___ ОТРЫВОК ДЛЯ ЧТЕНИЯ ___

Последний этап – для меня и для нее самый тяжкий – встреча с моим другом по Константинополю и Праге, с человеком ей совершенно далеким, который долго ею был встречаем с насмешкой. Мой недельный отъезд послужил внешней причиной для начала нового урагана. Узнал я случайно. Хотя об этом были осведомлены ею в письмах ее друзья. Нужно было каким-либо образом покончить с совместной нелепой жизнью, напитанной ложью, неумелой конспирацией и прочими, и прочими ядами.
О моем решении разъехаться я и сообщил Марине. Две недели она была в безумии. Рвалась от одного к другому. (На это время она переехала к знакомым.) Не спала ночей, похудела, впервые я видел ее в таком отчаянии. И наконец объявила мне, что уйти от меня не может, ибо сознание, что я где-то нахожусь в одиночестве, не даст ей ни минуты не только счастья, но просто покоя. (Увы, – я знал, что это так и будет.) Быть твердым здесь я мог бы, если бы Марина попадала к человеку, которому я верил. Я же знал, что другой (маленький Казанова) через неделю Марину бросит, а при Маринином состоянии это было бы равносильно смерти.
Марина рвется к смерти. Земля давно ушла из-под ее ног. Она об этом говорит непрерывно. Да если бы и не говорила, для меня это было бы очевидным. Она вернулась. Все ее мысли с другим. Отсутствие другого подогревает ее чувство. Я знаю – она уверена, что лишилась своего счастья. Конечно, до очередной скорой встречи. Сейчас живет стихами к нему».[142]
И снова, потрясенный бедствием, которое переживает любимая им женщина, Эфрон капитулирует: «По отношению ко мне слепость абсолютная. Невозможность подойти, очень часто раздражение, почти злоба. Я одновременно и спасательный круг, и жернов на шее. Освободить ее от жернова нельзя, не вырвав последней соломинки, за которую она держится.

___ ЗАПИСАННЫЕ ДАННЫЕ ___

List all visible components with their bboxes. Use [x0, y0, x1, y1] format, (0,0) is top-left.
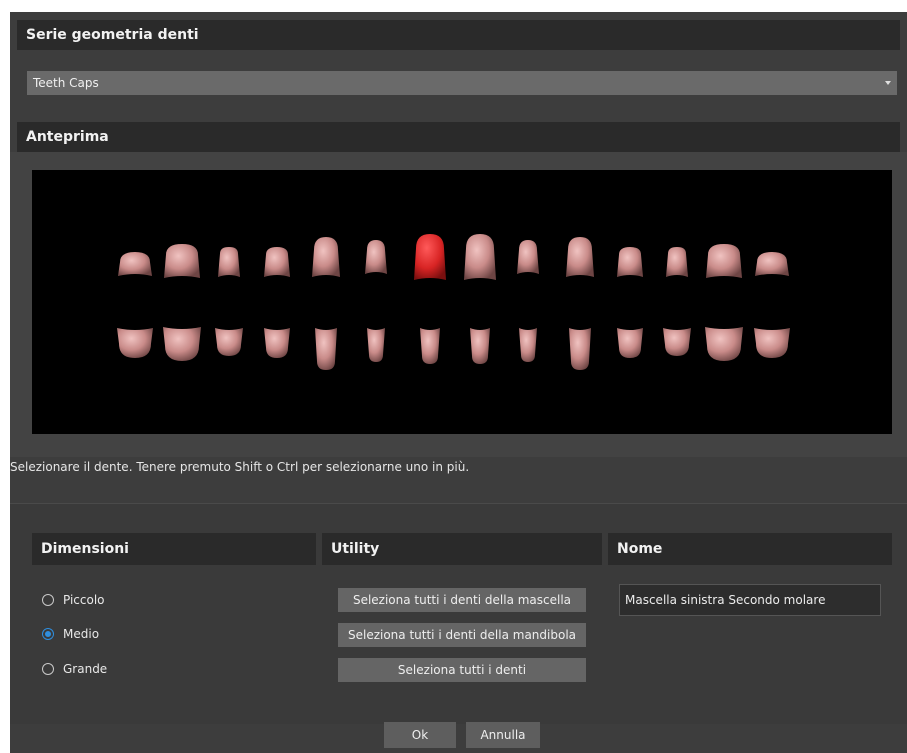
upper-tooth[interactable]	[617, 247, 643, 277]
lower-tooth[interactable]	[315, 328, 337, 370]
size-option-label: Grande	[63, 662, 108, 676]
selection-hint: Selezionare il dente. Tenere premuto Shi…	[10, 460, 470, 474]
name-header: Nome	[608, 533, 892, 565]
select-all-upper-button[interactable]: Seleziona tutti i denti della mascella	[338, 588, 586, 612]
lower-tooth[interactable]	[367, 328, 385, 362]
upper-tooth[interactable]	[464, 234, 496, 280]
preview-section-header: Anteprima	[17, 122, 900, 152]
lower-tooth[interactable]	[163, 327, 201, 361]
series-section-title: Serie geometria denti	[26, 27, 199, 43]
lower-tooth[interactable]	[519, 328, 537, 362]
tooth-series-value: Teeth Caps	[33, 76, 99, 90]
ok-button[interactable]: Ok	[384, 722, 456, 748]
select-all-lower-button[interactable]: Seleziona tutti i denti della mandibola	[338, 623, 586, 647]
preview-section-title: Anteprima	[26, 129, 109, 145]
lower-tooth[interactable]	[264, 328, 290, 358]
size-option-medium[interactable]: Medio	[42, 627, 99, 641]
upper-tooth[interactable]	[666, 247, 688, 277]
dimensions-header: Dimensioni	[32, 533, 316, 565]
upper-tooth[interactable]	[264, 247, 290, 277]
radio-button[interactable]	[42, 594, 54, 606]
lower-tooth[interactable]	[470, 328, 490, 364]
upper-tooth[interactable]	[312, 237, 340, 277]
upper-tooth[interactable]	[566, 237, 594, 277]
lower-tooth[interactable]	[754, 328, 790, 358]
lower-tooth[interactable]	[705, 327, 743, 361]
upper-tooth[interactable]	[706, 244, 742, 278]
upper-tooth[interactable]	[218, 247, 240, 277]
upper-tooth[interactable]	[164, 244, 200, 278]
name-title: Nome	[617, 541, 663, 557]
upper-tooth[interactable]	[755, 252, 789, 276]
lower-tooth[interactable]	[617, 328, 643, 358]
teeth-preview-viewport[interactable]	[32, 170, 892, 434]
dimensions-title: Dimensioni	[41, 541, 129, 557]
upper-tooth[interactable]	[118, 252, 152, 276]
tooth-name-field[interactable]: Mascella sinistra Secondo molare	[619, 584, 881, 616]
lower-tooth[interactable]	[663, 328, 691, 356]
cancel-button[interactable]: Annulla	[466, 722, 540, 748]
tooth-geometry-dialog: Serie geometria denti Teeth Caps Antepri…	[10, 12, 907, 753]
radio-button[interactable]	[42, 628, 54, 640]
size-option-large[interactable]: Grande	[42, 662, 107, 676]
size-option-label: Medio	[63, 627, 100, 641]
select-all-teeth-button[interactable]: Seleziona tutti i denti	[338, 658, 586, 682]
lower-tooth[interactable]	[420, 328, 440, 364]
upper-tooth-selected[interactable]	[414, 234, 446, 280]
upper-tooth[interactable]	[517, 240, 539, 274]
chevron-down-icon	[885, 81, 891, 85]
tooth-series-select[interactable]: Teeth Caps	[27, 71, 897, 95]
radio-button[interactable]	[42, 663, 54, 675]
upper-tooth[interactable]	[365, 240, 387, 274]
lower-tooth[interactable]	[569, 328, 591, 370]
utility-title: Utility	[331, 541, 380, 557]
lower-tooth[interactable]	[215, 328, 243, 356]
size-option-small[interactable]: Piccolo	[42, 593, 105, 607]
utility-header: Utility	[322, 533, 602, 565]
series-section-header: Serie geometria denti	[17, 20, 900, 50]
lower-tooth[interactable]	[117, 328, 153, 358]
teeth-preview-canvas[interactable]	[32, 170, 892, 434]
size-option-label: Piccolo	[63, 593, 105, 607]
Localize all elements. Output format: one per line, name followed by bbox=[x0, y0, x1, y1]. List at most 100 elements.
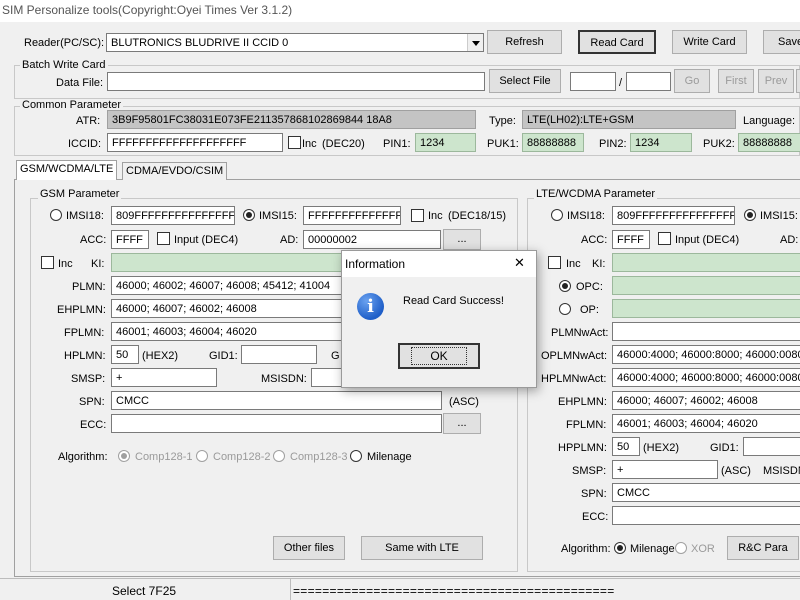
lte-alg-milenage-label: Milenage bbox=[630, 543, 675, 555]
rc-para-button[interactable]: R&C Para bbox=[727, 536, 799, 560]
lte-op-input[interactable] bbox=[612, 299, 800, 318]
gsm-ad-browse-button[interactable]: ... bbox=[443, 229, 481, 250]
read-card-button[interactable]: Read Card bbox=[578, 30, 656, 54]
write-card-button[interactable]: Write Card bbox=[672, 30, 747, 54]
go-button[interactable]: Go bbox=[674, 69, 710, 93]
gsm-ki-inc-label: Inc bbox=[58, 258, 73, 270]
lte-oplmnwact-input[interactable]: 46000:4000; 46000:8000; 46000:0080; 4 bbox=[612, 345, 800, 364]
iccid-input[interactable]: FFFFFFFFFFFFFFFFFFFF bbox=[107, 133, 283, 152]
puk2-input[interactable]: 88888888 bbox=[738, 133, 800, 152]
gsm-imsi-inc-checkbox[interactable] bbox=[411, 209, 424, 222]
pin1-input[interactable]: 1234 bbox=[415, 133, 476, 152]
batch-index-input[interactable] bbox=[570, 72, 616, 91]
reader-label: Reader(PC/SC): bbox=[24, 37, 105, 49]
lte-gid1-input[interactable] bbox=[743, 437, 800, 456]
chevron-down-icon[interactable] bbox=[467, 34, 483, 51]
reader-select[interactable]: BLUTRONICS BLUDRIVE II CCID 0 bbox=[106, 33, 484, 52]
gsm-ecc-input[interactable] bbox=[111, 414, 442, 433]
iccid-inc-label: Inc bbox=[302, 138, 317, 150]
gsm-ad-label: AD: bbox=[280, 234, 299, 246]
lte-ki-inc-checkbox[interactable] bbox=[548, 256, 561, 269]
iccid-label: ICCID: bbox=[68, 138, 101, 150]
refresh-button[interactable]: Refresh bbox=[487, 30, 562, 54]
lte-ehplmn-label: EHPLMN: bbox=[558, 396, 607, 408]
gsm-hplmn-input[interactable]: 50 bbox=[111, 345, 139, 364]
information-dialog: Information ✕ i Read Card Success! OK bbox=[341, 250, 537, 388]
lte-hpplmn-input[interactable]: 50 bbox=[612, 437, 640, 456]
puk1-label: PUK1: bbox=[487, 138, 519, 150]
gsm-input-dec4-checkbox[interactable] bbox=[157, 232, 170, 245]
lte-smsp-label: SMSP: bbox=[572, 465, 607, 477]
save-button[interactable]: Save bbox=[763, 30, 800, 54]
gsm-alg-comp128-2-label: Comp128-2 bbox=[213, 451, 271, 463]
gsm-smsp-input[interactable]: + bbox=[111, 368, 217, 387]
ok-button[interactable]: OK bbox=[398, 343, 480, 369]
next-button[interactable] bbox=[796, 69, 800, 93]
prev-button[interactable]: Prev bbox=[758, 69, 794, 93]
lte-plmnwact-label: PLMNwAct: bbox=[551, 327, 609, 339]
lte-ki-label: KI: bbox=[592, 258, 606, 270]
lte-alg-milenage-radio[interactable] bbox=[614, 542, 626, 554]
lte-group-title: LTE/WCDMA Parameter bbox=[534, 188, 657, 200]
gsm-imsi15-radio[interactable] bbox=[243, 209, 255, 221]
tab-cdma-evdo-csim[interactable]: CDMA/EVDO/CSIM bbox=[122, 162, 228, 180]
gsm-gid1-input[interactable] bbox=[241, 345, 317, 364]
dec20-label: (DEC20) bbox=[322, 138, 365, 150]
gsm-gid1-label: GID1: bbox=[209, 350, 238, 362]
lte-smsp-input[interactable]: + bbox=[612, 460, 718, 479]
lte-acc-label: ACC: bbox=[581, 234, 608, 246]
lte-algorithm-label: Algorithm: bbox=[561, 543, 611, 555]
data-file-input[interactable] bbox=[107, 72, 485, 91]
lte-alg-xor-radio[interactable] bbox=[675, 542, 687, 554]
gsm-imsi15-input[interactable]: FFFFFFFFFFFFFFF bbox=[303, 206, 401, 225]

___

* ЗАДАЧИ *
• A. Ответьте по отрывку о Марине и Эфроне:
(i) Что послужило внешней причиной для начала нового урагана?
(ii) Сколько времени Марина была в безумии после сообщения о решении разъехаться?
(iii) Чем одновременно называет себя Эфрон по отношению к Марине?
• B. Верните без изменений фрагмент отрывка о Марине и Эфроне, который открывается словами «О моем решении» и закрывается словами «бы равносильно смерти.».
• C. Напишите продолжение отрывка о Марине и Эфроне, начиная сразу после его последнего предложения.

* РЕЗУЛЬТАТЫ *
• A.
(i) Недельный отъезд рассказчика.
(ii) Две недели.
(iii) И спасательным кругом, и жерновом на шее.

• B.
О моем решении разъехаться я и сообщил Марине. Две недели она была в безумии. Рвалась от одного к другому. (На это время она переехала к знакомым.) Не спала ночей, похудела, впервые я видел ее в таком отчаянии. И наконец объявила мне, что уйти от меня не может, ибо сознание, что я где-то нахожусь в одиночестве, не даст ей ни минуты не только счастья, но просто покоя. (Увы, – я знал, что это так и будет.) Быть твердым здесь я мог бы, если бы Марина попадала к человеку, которому я верил. Я же знал, что другой (маленький Казанова) через неделю Марину бросит, а при Маринином состоянии это было бы равносильно смерти.

• C.
Жизнь моя сплошная пытка. Я в тумане. Не знаю, на что решиться. Каждый последующий день хуже предыдущего. Тягостное „одиночество вдвоем“. Непосредственное чувство жизни убивается жалостью и чувством ответственности. Каждый час я меняю свои решения. Может быть, это просто слабость моя? Не знаю. Я слишком стар, чтобы быть жестоким, и слишком молод, чтобы присутствуя отсутствовать. Но мое сегодня – сплошное гниение. Я разбит до такой степени, что от всего в жизни отвращаюсь, как тифозный. Какое-то медленное самоубийство.
Она уверена, что сейчас жертвенно, отказавшись от своего счастья – кует мое. Стараясь внешне сохранить форму совместной жизни, она думает меня удовлетворить этим. Если бы ты знал, как это запутанно-тяжко. Чувство свалившейся тяжести не оставляет меня ни на секунду. Все вокруг меня отравлено. Ни одного сильного желания – сплошная боль. Свалившаяся на мою голову потеря тем страшнее, что последние годы мои, которые прошли на твоих глазах, я жил, может быть, более всего Мариной. Я так сильно и прямолинейно и незыблемо любил ее, что боялся лишь ее смерти.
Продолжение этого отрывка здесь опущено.